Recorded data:

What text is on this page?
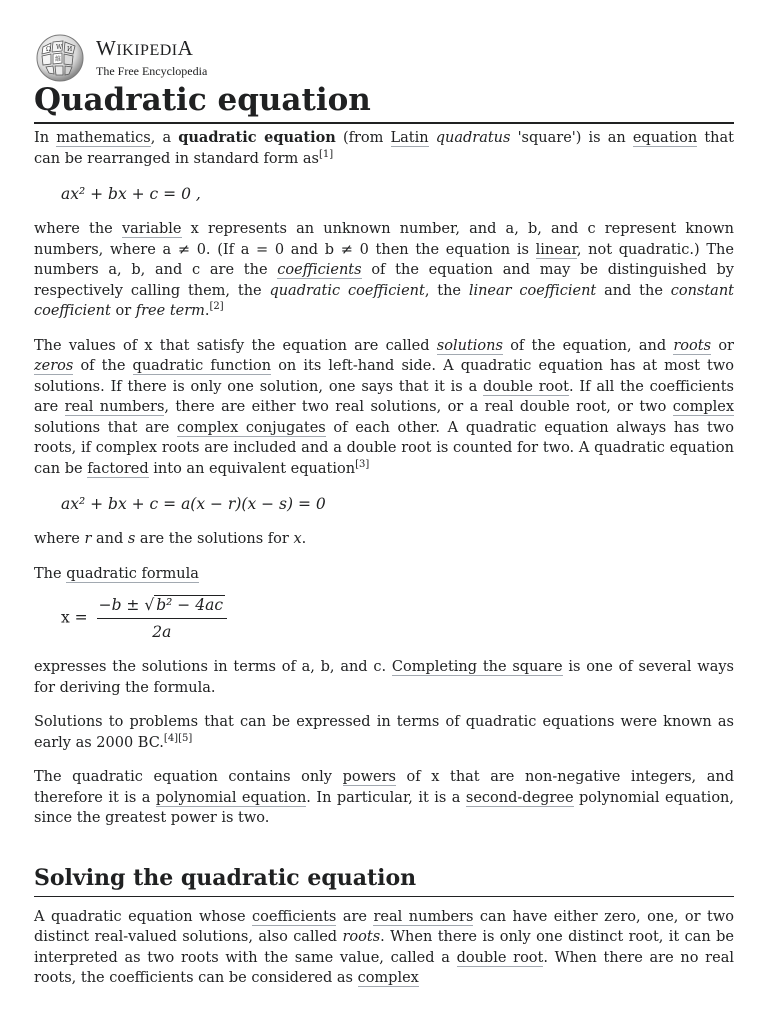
Ω W И
維 WIKIPEDIA
The Free Encyclopedia
Quadratic equation

In mathematics, a quadratic equation (from Latin quadratus 'square') is an equation that can be rearranged in standard form as[1]

ax² + bx + c = 0 ,

where the variable x represents an unknown number, and a, b, and c represent known numbers, where a ≠ 0. (If a = 0 and b ≠ 0 then the equation is linear, not quadratic.) The numbers a, b, and c are the coefficients of the equation and may be distinguished by respectively calling them, the quadratic coefficient, the linear coefficient and the constant coefficient or free term.[2]

The values of x that satisfy the equation are called solutions of the equation, and roots or zeros of the quadratic function on its left-hand side. A quadratic equation has at most two solutions. If there is only one solution, one says that it is a double root. If all the coefficients are real numbers, there are either two real solutions, or a real double root, or two complex solutions that are complex conjugates of each other. A quadratic equation always has two roots, if complex roots are included and a double root is counted for two. A quadratic equation can be factored into an equivalent equation[3]

ax² + bx + c = a(x − r)(x − s) = 0

where r and s are the solutions for x.

The quadratic formula

$x = \frac{\text{−b ± √ b² − 4ac}}{2a}$

expresses the solutions in terms of a, b, and c. Completing the square is one of several ways for deriving the formula.

Solutions to problems that can be expressed in terms of quadratic equations were known as early as 2000 BC.[4][5]

The quadratic equation contains only powers of x that are non-negative integers, and therefore it is a polynomial equation. In particular, it is a second-degree polynomial equation, since the greatest power is two.

Solving the quadratic equation

A quadratic equation whose coefficients are real numbers can have either zero, one, or two distinct real-valued solutions, also called roots. When there is only one distinct root, it can be interpreted as two roots with the same value, called a double root. When there are no real roots, the coefficients can be considered as complex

Written exercise: All of the entries need to be transcribed word for word; pictures are left out.

Expected answer:
What text is on this page?
Ω W И
維 WIKIPEDIA
The Free Encyclopedia
Quadratic equation

In mathematics, a quadratic equation (from Latin quadratus 'square') is an equation that can be rearranged in standard form as[1]

ax² + bx + c = 0 ,

where the variable x represents an unknown number, and a, b, and c represent known numbers, where a ≠ 0. (If a = 0 and b ≠ 0 then the equation is linear, not quadratic.) The numbers a, b, and c are the coefficients of the equation and may be distinguished by respectively calling them, the quadratic coefficient, the linear coefficient and the constant coefficient or free term.[2]

The values of x that satisfy the equation are called solutions of the equation, and roots or zeros of the quadratic function on its left-hand side. A quadratic equation has at most two solutions. If there is only one solution, one says that it is a double root. If all the coefficients are real numbers, there are either two real solutions, or a real double root, or two complex solutions that are complex conjugates of each other. A quadratic equation always has two roots, if complex roots are included and a double root is counted for two. A quadratic equation can be factored into an equivalent equation[3]

ax² + bx + c = a(x − r)(x − s) = 0

where r and s are the solutions for x.

The quadratic formula

$x = \frac{\text{−b ± √ b² − 4ac}}{2a}$

expresses the solutions in terms of a, b, and c. Completing the square is one of several ways for deriving the formula.

Solutions to problems that can be expressed in terms of quadratic equations were known as early as 2000 BC.[4][5]

The quadratic equation contains only powers of x that are non-negative integers, and therefore it is a polynomial equation. In particular, it is a second-degree polynomial equation, since the greatest power is two.

Solving the quadratic equation

A quadratic equation whose coefficients are real numbers can have either zero, one, or two distinct real-valued solutions, also called roots. When there is only one distinct root, it can be interpreted as two roots with the same value, called a double root. When there are no real roots, the coefficients can be considered as complex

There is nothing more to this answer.